# MATERIAL SHOWN:
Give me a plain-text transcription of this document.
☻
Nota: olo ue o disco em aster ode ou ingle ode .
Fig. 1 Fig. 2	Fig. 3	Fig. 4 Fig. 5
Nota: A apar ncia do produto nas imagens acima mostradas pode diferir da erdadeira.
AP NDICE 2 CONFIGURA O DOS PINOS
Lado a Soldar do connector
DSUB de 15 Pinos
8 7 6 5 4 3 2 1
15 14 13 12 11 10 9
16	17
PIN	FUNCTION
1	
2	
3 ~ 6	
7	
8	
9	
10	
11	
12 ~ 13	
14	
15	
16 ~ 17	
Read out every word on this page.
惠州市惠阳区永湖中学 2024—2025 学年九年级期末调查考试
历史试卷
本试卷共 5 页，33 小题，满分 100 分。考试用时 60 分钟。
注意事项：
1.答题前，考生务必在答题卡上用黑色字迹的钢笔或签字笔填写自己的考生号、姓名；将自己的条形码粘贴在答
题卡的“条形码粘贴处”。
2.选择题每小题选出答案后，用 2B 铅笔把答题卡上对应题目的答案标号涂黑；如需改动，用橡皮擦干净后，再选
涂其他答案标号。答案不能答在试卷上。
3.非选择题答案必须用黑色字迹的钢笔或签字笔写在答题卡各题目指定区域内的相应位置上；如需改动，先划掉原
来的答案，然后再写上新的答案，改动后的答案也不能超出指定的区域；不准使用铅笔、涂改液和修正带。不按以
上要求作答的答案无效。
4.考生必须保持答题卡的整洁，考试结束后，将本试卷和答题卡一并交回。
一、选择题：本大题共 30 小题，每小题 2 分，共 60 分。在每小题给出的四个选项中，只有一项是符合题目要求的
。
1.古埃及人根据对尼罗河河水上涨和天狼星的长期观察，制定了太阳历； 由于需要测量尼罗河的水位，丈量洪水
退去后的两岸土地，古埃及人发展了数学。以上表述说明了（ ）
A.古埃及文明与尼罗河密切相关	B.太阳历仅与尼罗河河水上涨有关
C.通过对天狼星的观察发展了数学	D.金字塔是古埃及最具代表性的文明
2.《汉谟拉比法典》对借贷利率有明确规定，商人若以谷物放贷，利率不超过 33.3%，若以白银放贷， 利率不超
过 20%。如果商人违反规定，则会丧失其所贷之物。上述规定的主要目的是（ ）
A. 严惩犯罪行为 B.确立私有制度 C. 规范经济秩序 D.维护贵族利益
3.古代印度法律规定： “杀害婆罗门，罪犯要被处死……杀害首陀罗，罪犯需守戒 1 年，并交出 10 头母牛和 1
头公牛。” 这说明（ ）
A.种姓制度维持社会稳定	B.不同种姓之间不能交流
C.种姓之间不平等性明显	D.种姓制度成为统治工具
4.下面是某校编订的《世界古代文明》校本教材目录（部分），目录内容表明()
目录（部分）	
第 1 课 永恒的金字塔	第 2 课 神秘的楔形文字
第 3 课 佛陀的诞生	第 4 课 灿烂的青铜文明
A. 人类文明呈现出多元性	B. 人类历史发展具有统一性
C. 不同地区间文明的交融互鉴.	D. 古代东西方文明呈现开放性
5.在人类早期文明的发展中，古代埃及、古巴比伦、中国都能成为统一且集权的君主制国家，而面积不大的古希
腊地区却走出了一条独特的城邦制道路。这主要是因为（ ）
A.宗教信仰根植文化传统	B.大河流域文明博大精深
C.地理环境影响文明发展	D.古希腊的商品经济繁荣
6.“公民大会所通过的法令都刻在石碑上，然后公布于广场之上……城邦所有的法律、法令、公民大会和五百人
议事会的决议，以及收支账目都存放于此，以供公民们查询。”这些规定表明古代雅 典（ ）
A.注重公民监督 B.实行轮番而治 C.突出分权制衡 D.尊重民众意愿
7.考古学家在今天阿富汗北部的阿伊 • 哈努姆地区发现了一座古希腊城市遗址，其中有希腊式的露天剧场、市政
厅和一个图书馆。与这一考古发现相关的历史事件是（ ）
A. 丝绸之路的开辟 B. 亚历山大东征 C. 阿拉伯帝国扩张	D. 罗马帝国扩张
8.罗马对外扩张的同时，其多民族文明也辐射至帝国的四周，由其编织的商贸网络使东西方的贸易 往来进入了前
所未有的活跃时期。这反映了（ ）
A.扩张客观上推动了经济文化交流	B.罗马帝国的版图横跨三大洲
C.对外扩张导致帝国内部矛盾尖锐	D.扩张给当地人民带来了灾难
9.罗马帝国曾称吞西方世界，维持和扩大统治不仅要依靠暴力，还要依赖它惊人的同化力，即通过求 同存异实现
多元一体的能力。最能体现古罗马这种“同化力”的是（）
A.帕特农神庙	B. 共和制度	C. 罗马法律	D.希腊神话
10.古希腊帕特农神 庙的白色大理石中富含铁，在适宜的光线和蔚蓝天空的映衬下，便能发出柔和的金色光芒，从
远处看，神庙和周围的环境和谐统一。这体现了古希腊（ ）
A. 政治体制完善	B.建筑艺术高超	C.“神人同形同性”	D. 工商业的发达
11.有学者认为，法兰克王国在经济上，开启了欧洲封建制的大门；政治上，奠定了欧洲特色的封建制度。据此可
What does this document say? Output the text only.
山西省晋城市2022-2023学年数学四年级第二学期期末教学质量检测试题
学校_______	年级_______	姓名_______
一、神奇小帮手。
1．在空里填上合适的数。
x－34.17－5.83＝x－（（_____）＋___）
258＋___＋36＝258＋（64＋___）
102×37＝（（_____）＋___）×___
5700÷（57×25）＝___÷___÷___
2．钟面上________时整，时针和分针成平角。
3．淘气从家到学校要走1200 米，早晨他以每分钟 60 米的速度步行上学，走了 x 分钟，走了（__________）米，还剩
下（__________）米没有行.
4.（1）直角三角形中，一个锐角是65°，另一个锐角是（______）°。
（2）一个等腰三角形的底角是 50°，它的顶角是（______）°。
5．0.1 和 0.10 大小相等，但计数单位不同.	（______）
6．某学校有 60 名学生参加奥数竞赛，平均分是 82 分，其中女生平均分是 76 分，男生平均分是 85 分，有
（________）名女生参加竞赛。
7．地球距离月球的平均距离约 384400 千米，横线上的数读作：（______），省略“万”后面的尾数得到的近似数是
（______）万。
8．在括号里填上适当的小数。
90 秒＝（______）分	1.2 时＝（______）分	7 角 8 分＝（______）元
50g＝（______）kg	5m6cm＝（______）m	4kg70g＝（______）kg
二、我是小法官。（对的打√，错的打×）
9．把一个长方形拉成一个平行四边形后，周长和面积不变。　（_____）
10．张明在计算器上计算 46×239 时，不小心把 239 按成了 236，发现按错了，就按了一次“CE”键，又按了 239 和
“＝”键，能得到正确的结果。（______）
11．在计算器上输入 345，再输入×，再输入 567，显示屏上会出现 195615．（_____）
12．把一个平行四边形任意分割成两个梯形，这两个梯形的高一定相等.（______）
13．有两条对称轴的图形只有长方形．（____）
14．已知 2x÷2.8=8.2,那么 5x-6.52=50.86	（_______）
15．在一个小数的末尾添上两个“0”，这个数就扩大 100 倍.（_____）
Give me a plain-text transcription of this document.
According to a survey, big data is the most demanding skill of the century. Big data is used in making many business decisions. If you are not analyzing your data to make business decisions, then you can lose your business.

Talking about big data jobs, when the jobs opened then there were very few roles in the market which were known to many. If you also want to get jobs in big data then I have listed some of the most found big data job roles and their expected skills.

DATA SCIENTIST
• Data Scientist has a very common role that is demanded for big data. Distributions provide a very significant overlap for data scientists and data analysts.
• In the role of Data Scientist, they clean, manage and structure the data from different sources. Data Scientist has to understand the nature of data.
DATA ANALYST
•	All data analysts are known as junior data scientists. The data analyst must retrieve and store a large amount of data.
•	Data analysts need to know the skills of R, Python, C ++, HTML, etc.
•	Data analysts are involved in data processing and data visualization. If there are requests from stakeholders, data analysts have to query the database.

# EXERCISE REQUIREMENTS:
Give all the entries again exactly; leave none out.

# OUTPUT OF THE TASK:
Give me a plain-text transcription of this document.
☻
Nota: olo ue o disco em aster ode ou ingle ode .
Fig. 1 Fig. 2	Fig. 3	Fig. 4 Fig. 5
Nota: A apar ncia do produto nas imagens acima mostradas pode diferir da erdadeira.
AP NDICE 2 CONFIGURA O DOS PINOS
Lado a Soldar do connector
DSUB de 15 Pinos
8 7 6 5 4 3 2 1
15 14 13 12 11 10 9
16	17
PIN	FUNCTION
1	
2	
3 ~ 6	
7	
8	
9	
10	
11	
12 ~ 13	
14	
15	
16 ~ 17	
Read out every word on this page.
惠州市惠阳区永湖中学 2024—2025 学年九年级期末调查考试
历史试卷
本试卷共 5 页，33 小题，满分 100 分。考试用时 60 分钟。
注意事项：
1.答题前，考生务必在答题卡上用黑色字迹的钢笔或签字笔填写自己的考生号、姓名；将自己的条形码粘贴在答
题卡的“条形码粘贴处”。
2.选择题每小题选出答案后，用 2B 铅笔把答题卡上对应题目的答案标号涂黑；如需改动，用橡皮擦干净后，再选
涂其他答案标号。答案不能答在试卷上。
3.非选择题答案必须用黑色字迹的钢笔或签字笔写在答题卡各题目指定区域内的相应位置上；如需改动，先划掉原
来的答案，然后再写上新的答案，改动后的答案也不能超出指定的区域；不准使用铅笔、涂改液和修正带。不按以
上要求作答的答案无效。
4.考生必须保持答题卡的整洁，考试结束后，将本试卷和答题卡一并交回。
一、选择题：本大题共 30 小题，每小题 2 分，共 60 分。在每小题给出的四个选项中，只有一项是符合题目要求的
。
1.古埃及人根据对尼罗河河水上涨和天狼星的长期观察，制定了太阳历； 由于需要测量尼罗河的水位，丈量洪水
退去后的两岸土地，古埃及人发展了数学。以上表述说明了（ ）
A.古埃及文明与尼罗河密切相关	B.太阳历仅与尼罗河河水上涨有关
C.通过对天狼星的观察发展了数学	D.金字塔是古埃及最具代表性的文明
2.《汉谟拉比法典》对借贷利率有明确规定，商人若以谷物放贷，利率不超过 33.3%，若以白银放贷， 利率不超
过 20%。如果商人违反规定，则会丧失其所贷之物。上述规定的主要目的是（ ）
A. 严惩犯罪行为 B.确立私有制度 C. 规范经济秩序 D.维护贵族利益
3.古代印度法律规定： “杀害婆罗门，罪犯要被处死……杀害首陀罗，罪犯需守戒 1 年，并交出 10 头母牛和 1
头公牛。” 这说明（ ）
A.种姓制度维持社会稳定	B.不同种姓之间不能交流
C.种姓之间不平等性明显	D.种姓制度成为统治工具
4.下面是某校编订的《世界古代文明》校本教材目录（部分），目录内容表明()
目录（部分）	
第 1 课 永恒的金字塔	第 2 课 神秘的楔形文字
第 3 课 佛陀的诞生	第 4 课 灿烂的青铜文明
A. 人类文明呈现出多元性	B. 人类历史发展具有统一性
C. 不同地区间文明的交融互鉴.	D. 古代东西方文明呈现开放性
5.在人类早期文明的发展中，古代埃及、古巴比伦、中国都能成为统一且集权的君主制国家，而面积不大的古希
腊地区却走出了一条独特的城邦制道路。这主要是因为（ ）
A.宗教信仰根植文化传统	B.大河流域文明博大精深
C.地理环境影响文明发展	D.古希腊的商品经济繁荣
6.“公民大会所通过的法令都刻在石碑上，然后公布于广场之上……城邦所有的法律、法令、公民大会和五百人
议事会的决议，以及收支账目都存放于此，以供公民们查询。”这些规定表明古代雅 典（ ）
A.注重公民监督 B.实行轮番而治 C.突出分权制衡 D.尊重民众意愿
7.考古学家在今天阿富汗北部的阿伊 • 哈努姆地区发现了一座古希腊城市遗址，其中有希腊式的露天剧场、市政
厅和一个图书馆。与这一考古发现相关的历史事件是（ ）
A. 丝绸之路的开辟 B. 亚历山大东征 C. 阿拉伯帝国扩张	D. 罗马帝国扩张
8.罗马对外扩张的同时，其多民族文明也辐射至帝国的四周，由其编织的商贸网络使东西方的贸易 往来进入了前
所未有的活跃时期。这反映了（ ）
A.扩张客观上推动了经济文化交流	B.罗马帝国的版图横跨三大洲
C.对外扩张导致帝国内部矛盾尖锐	D.扩张给当地人民带来了灾难
9.罗马帝国曾称吞西方世界，维持和扩大统治不仅要依靠暴力，还要依赖它惊人的同化力，即通过求 同存异实现
多元一体的能力。最能体现古罗马这种“同化力”的是（）
A.帕特农神庙	B. 共和制度	C. 罗马法律	D.希腊神话
10.古希腊帕特农神 庙的白色大理石中富含铁，在适宜的光线和蔚蓝天空的映衬下，便能发出柔和的金色光芒，从
远处看，神庙和周围的环境和谐统一。这体现了古希腊（ ）
A. 政治体制完善	B.建筑艺术高超	C.“神人同形同性”	D. 工商业的发达
11.有学者认为，法兰克王国在经济上，开启了欧洲封建制的大门；政治上，奠定了欧洲特色的封建制度。据此可
What does this document say? Output the text only.
山西省晋城市2022-2023学年数学四年级第二学期期末教学质量检测试题
学校_______	年级_______	姓名_______
一、神奇小帮手。
1．在空里填上合适的数。
x－34.17－5.83＝x－（（_____）＋___）
258＋___＋36＝258＋（64＋___）
102×37＝（（_____）＋___）×___
5700÷（57×25）＝___÷___÷___
2．钟面上________时整，时针和分针成平角。
3．淘气从家到学校要走1200 米，早晨他以每分钟 60 米的速度步行上学，走了 x 分钟，走了（__________）米，还剩
下（__________）米没有行.
4.（1）直角三角形中，一个锐角是65°，另一个锐角是（______）°。
（2）一个等腰三角形的底角是 50°，它的顶角是（______）°。
5．0.1 和 0.10 大小相等，但计数单位不同.	（______）
6．某学校有 60 名学生参加奥数竞赛，平均分是 82 分，其中女生平均分是 76 分，男生平均分是 85 分，有
（________）名女生参加竞赛。
7．地球距离月球的平均距离约 384400 千米，横线上的数读作：（______），省略“万”后面的尾数得到的近似数是
（______）万。
8．在括号里填上适当的小数。
90 秒＝（______）分	1.2 时＝（______）分	7 角 8 分＝（______）元
50g＝（______）kg	5m6cm＝（______）m	4kg70g＝（______）kg
二、我是小法官。（对的打√，错的打×）
9．把一个长方形拉成一个平行四边形后，周长和面积不变。　（_____）
10．张明在计算器上计算 46×239 时，不小心把 239 按成了 236，发现按错了，就按了一次“CE”键，又按了 239 和
“＝”键，能得到正确的结果。（______）
11．在计算器上输入 345，再输入×，再输入 567，显示屏上会出现 195615．（_____）
12．把一个平行四边形任意分割成两个梯形，这两个梯形的高一定相等.（______）
13．有两条对称轴的图形只有长方形．（____）
14．已知 2x÷2.8=8.2,那么 5x-6.52=50.86	（_______）
15．在一个小数的末尾添上两个“0”，这个数就扩大 100 倍.（_____）
Give me a plain-text transcription of this document.
According to a survey, big data is the most demanding skill of the century. Big data is used in making many business decisions. If you are not analyzing your data to make business decisions, then you can lose your business.

Talking about big data jobs, when the jobs opened then there were very few roles in the market which were known to many. If you also want to get jobs in big data then I have listed some of the most found big data job roles and their expected skills.

DATA SCIENTIST
• Data Scientist has a very common role that is demanded for big data. Distributions provide a very significant overlap for data scientists and data analysts.
• In the role of Data Scientist, they clean, manage and structure the data from different sources. Data Scientist has to understand the nature of data.
DATA ANALYST
•	All data analysts are known as junior data scientists. The data analyst must retrieve and store a large amount of data.
•	Data analysts need to know the skills of R, Python, C ++, HTML, etc.
•	Data analysts are involved in data processing and data visualization. If there are requests from stakeholders, data analysts have to query the database.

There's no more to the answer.